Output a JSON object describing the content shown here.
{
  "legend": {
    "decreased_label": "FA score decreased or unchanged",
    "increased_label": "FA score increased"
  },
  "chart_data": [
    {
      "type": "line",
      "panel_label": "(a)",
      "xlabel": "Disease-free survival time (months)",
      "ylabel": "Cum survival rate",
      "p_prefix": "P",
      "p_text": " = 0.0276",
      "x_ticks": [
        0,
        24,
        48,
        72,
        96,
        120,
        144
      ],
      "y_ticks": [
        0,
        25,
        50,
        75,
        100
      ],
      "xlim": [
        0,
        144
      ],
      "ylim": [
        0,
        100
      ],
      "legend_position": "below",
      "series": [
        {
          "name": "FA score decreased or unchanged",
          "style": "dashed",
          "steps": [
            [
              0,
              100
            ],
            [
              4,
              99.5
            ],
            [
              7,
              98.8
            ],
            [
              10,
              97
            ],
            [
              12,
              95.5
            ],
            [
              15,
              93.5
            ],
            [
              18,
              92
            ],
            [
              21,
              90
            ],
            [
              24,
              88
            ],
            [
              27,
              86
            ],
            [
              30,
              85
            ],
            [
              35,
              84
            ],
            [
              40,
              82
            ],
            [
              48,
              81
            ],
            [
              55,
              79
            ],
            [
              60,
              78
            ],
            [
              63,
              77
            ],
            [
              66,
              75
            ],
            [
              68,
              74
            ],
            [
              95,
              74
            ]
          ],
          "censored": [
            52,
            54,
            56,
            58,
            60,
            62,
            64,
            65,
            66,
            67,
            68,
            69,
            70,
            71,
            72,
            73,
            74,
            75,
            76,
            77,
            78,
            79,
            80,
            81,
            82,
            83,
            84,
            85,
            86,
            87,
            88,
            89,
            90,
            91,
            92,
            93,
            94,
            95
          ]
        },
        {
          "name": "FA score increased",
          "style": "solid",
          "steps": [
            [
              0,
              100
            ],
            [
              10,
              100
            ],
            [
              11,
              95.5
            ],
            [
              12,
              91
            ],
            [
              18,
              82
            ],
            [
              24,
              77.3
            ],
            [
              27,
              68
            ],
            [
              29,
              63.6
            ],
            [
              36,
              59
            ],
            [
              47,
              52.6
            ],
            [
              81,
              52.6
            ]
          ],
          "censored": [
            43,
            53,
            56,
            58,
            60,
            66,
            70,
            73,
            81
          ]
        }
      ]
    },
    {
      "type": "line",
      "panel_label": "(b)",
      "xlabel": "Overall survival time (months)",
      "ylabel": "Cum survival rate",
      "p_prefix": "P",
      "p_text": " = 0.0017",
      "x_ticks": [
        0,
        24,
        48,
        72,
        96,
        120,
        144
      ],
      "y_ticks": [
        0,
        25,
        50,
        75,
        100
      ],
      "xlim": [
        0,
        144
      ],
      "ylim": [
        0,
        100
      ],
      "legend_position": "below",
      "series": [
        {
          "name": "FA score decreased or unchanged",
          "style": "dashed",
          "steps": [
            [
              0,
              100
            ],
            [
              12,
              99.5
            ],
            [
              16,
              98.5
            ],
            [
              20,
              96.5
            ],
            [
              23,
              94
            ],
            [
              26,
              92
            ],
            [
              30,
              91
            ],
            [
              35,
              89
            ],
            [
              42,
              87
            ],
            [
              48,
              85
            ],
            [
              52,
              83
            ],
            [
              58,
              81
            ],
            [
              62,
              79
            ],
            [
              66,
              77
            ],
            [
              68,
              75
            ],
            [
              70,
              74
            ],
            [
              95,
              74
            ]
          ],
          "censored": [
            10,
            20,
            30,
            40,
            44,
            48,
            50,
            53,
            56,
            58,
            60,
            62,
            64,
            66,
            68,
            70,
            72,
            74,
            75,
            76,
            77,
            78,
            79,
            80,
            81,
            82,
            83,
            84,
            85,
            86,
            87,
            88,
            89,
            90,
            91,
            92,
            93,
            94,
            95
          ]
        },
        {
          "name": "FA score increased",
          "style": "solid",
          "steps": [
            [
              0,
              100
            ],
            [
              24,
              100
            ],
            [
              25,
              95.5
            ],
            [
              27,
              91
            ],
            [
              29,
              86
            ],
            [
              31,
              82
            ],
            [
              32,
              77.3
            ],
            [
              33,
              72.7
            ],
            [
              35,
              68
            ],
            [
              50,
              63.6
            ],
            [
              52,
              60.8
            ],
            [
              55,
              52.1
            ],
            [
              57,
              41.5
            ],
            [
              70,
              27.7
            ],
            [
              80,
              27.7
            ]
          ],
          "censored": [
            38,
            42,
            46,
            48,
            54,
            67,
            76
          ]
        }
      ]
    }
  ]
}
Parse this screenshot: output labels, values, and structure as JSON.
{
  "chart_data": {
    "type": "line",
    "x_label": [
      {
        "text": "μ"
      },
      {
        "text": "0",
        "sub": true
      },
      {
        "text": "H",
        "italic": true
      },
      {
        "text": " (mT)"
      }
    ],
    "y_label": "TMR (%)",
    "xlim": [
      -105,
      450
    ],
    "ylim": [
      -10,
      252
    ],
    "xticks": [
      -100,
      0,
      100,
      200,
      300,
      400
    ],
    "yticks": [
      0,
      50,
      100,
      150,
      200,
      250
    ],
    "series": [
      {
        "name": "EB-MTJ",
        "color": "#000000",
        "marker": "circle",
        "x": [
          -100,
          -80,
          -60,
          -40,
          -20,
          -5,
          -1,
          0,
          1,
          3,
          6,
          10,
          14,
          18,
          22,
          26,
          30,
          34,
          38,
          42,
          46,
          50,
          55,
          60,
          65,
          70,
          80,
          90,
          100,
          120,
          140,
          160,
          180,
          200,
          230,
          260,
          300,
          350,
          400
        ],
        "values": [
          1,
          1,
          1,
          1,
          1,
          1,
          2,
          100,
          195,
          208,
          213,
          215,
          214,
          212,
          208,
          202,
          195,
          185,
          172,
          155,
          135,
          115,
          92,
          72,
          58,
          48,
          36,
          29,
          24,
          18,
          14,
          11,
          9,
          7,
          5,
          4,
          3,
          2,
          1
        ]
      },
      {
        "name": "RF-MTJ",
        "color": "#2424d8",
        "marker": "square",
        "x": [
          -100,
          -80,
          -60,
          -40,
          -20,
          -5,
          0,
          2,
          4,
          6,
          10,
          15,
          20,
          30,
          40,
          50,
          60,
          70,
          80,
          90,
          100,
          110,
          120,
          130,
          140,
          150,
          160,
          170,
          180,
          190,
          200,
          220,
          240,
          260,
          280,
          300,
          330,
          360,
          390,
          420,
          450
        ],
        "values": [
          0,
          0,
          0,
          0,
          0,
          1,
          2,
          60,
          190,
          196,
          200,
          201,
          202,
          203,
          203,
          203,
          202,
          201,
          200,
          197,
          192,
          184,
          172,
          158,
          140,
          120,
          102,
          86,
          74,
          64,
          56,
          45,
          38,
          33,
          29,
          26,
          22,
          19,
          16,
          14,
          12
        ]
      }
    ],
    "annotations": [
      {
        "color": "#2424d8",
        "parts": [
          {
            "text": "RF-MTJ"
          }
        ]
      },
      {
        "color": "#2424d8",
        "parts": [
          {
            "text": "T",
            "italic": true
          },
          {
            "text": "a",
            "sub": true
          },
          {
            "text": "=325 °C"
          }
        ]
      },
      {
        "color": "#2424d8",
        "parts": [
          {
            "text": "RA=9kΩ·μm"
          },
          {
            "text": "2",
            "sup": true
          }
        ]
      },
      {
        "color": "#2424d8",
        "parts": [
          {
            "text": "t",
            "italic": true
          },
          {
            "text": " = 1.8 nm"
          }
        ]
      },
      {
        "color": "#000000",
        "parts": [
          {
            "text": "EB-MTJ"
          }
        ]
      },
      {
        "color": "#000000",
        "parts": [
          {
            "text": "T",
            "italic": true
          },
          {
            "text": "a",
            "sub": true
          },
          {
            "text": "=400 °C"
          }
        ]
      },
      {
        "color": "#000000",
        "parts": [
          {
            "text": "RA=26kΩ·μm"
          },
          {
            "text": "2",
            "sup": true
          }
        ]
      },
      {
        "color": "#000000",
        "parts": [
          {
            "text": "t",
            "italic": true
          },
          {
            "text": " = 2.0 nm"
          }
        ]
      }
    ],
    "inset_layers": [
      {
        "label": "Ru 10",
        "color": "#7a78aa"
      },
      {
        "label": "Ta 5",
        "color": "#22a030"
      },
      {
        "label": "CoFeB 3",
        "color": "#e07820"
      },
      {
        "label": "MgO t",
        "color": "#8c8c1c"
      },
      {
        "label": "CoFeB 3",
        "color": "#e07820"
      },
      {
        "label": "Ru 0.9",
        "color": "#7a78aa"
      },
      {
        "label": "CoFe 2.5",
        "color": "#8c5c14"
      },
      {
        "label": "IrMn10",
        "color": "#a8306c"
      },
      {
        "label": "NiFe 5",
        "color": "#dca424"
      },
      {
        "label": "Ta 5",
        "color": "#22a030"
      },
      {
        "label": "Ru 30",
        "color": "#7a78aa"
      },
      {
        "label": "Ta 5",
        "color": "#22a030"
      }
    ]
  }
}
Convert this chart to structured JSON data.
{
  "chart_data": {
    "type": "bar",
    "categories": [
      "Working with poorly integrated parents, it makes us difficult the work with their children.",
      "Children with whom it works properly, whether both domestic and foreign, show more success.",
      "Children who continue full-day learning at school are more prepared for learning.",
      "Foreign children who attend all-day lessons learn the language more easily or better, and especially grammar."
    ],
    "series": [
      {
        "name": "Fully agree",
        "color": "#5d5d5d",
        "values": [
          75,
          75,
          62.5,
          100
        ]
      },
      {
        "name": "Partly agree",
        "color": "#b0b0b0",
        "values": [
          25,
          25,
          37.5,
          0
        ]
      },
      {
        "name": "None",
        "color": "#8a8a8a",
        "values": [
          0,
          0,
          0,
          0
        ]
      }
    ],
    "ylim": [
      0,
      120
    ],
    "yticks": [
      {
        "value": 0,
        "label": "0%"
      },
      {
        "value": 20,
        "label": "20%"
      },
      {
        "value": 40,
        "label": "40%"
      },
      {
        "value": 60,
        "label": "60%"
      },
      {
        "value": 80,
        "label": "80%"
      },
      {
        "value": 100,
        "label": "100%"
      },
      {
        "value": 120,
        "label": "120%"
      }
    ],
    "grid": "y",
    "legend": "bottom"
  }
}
================
• [WORK TO BE COMPLETED]: Search the records for the string "JSON" and return every line in which it occurs.

• [CORRECT RESPONSE]:
Output a JSON object describing the content shown here.
Parse this screenshot: output labels, values, and structure as JSON.
Convert this chart to structured JSON data.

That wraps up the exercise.